-- Begin RECORDS SUPPLIED --
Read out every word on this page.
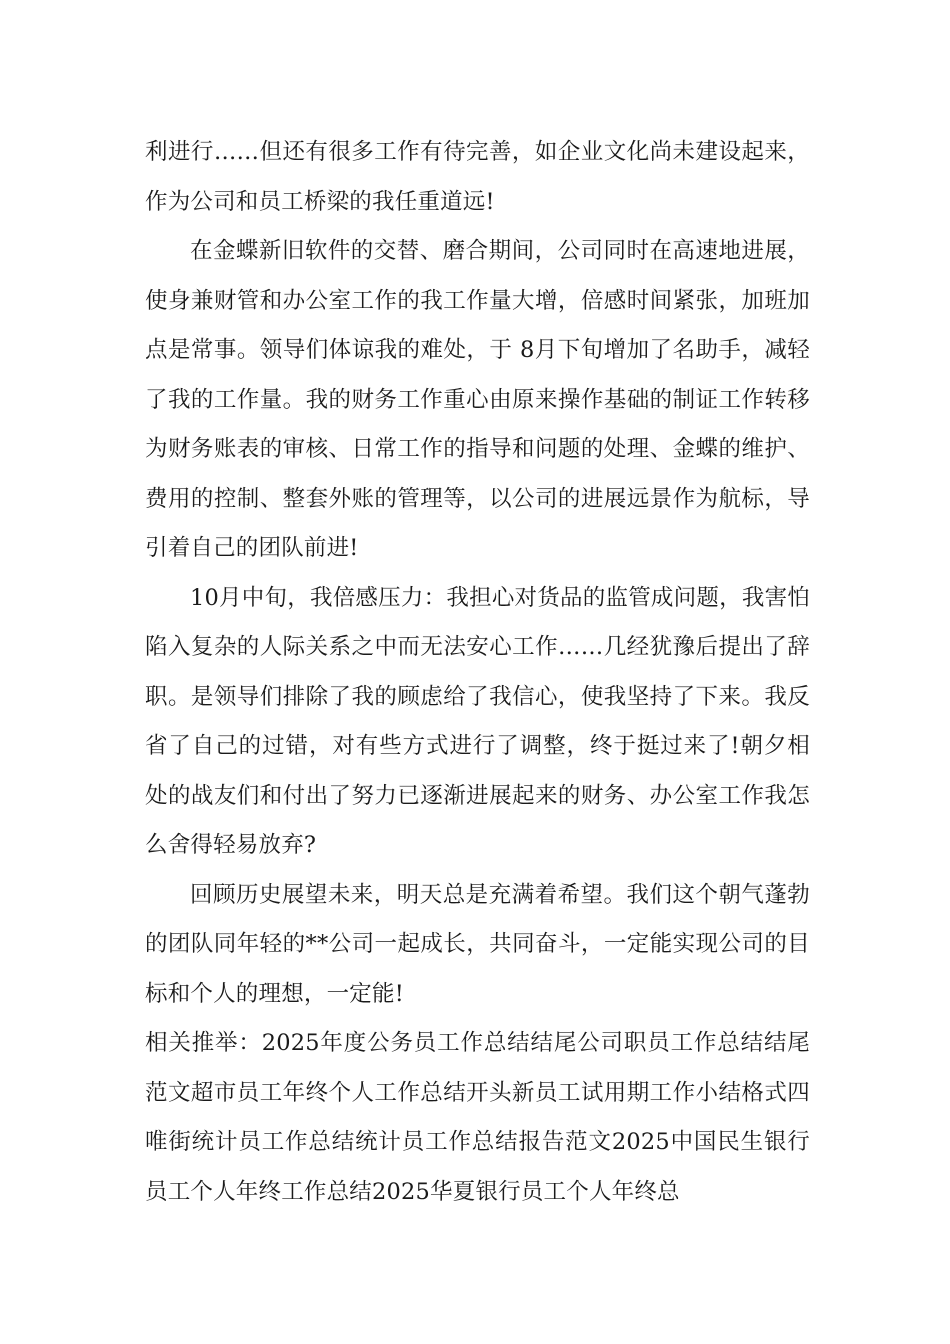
利进行……但还有很多工作有待完善，如企业文化尚未建设起来，作为公司和员工桥梁的我任重道远!

在金蝶新旧软件的交替、磨合期间，公司同时在高速地进展，使身兼财管和办公室工作的我工作量大增，倍感时间紧张，加班加点是常事。领导们体谅我的难处，于 8月下旬增加了名助手，减轻了我的工作量。我的财务工作重心由原来操作基础的制证工作转移为财务账表的审核、日常工作的指导和问题的处理、金蝶的维护、费用的控制、整套外账的管理等，以公司的进展远景作为航标，导引着自己的团队前进!

10月中旬，我倍感压力：我担心对货品的监管成问题，我害怕陷入复杂的人际关系之中而无法安心工作……几经犹豫后提出了辞职。是领导们排除了我的顾虑给了我信心，使我坚持了下来。我反省了自己的过错，对有些方式进行了调整，终于挺过来了!朝夕相处的战友们和付出了努力已逐渐进展起来的财务、办公室工作我怎么舍得轻易放弃?

回顾历史展望未来，明天总是充满着希望。我们这个朝气蓬勃的团队同年轻的**公司一起成长，共同奋斗，一定能实现公司的目标和个人的理想，一定能!

相关推举：2025年度公务员工作总结结尾公司职员工作总结结尾范文超市员工年终个人工作总结开头新员工试用期工作小结格式四唯街统计员工作总结统计员工作总结报告范文2025中国民生银行员工个人年终工作总结2025华夏银行员工个人年终总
-- End RECORDS SUPPLIED --
* PROBLEM REQUIREMENTS: Set down all the data again exactly as above, pictures excluded.

* WORKED SOLUTION:
Read out every word on this page.
利进行……但还有很多工作有待完善，如企业文化尚未建设起来，作为公司和员工桥梁的我任重道远!

在金蝶新旧软件的交替、磨合期间，公司同时在高速地进展，使身兼财管和办公室工作的我工作量大增，倍感时间紧张，加班加点是常事。领导们体谅我的难处，于 8月下旬增加了名助手，减轻了我的工作量。我的财务工作重心由原来操作基础的制证工作转移为财务账表的审核、日常工作的指导和问题的处理、金蝶的维护、费用的控制、整套外账的管理等，以公司的进展远景作为航标，导引着自己的团队前进!

10月中旬，我倍感压力：我担心对货品的监管成问题，我害怕陷入复杂的人际关系之中而无法安心工作……几经犹豫后提出了辞职。是领导们排除了我的顾虑给了我信心，使我坚持了下来。我反省了自己的过错，对有些方式进行了调整，终于挺过来了!朝夕相处的战友们和付出了努力已逐渐进展起来的财务、办公室工作我怎么舍得轻易放弃?

回顾历史展望未来，明天总是充满着希望。我们这个朝气蓬勃的团队同年轻的**公司一起成长，共同奋斗，一定能实现公司的目标和个人的理想，一定能!

相关推举：2025年度公务员工作总结结尾公司职员工作总结结尾范文超市员工年终个人工作总结开头新员工试用期工作小结格式四唯街统计员工作总结统计员工作总结报告范文2025中国民生银行员工个人年终工作总结2025华夏银行员工个人年终总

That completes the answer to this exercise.